* Given problem *
Extract every record, keeping each one exactly as it is.

* Raw records *
********

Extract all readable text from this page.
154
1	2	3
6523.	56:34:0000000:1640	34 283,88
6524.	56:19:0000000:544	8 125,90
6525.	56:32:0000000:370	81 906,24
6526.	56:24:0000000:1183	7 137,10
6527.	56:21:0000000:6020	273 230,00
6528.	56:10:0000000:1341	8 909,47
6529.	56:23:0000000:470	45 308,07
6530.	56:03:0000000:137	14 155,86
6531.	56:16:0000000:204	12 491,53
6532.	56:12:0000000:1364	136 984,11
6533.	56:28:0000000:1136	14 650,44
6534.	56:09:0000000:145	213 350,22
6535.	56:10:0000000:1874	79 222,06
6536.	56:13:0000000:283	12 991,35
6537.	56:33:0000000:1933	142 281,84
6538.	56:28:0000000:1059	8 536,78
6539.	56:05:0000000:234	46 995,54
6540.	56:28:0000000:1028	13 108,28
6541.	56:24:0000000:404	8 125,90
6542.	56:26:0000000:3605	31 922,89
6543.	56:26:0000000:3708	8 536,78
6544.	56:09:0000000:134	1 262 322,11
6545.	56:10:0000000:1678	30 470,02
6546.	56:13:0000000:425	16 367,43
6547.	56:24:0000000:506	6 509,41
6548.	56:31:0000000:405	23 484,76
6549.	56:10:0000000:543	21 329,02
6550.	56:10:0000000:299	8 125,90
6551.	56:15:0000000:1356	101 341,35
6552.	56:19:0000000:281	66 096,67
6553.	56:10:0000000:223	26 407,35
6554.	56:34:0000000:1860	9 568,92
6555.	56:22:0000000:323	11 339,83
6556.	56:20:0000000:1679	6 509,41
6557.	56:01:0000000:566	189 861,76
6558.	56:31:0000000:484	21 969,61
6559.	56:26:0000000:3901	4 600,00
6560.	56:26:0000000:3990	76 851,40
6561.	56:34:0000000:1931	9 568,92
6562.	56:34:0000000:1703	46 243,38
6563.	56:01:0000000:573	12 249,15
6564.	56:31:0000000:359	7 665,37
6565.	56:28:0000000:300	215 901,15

********

* Complete output *
Extract all readable text from this page.
154
1	2	3
6523.	56:34:0000000:1640	34 283,88
6524.	56:19:0000000:544	8 125,90
6525.	56:32:0000000:370	81 906,24
6526.	56:24:0000000:1183	7 137,10
6527.	56:21:0000000:6020	273 230,00
6528.	56:10:0000000:1341	8 909,47
6529.	56:23:0000000:470	45 308,07
6530.	56:03:0000000:137	14 155,86
6531.	56:16:0000000:204	12 491,53
6532.	56:12:0000000:1364	136 984,11
6533.	56:28:0000000:1136	14 650,44
6534.	56:09:0000000:145	213 350,22
6535.	56:10:0000000:1874	79 222,06
6536.	56:13:0000000:283	12 991,35
6537.	56:33:0000000:1933	142 281,84
6538.	56:28:0000000:1059	8 536,78
6539.	56:05:0000000:234	46 995,54
6540.	56:28:0000000:1028	13 108,28
6541.	56:24:0000000:404	8 125,90
6542.	56:26:0000000:3605	31 922,89
6543.	56:26:0000000:3708	8 536,78
6544.	56:09:0000000:134	1 262 322,11
6545.	56:10:0000000:1678	30 470,02
6546.	56:13:0000000:425	16 367,43
6547.	56:24:0000000:506	6 509,41
6548.	56:31:0000000:405	23 484,76
6549.	56:10:0000000:543	21 329,02
6550.	56:10:0000000:299	8 125,90
6551.	56:15:0000000:1356	101 341,35
6552.	56:19:0000000:281	66 096,67
6553.	56:10:0000000:223	26 407,35
6554.	56:34:0000000:1860	9 568,92
6555.	56:22:0000000:323	11 339,83
6556.	56:20:0000000:1679	6 509,41
6557.	56:01:0000000:566	189 861,76
6558.	56:31:0000000:484	21 969,61
6559.	56:26:0000000:3901	4 600,00
6560.	56:26:0000000:3990	76 851,40
6561.	56:34:0000000:1931	9 568,92
6562.	56:34:0000000:1703	46 243,38
6563.	56:01:0000000:573	12 249,15
6564.	56:31:0000000:359	7 665,37
6565.	56:28:0000000:300	215 901,15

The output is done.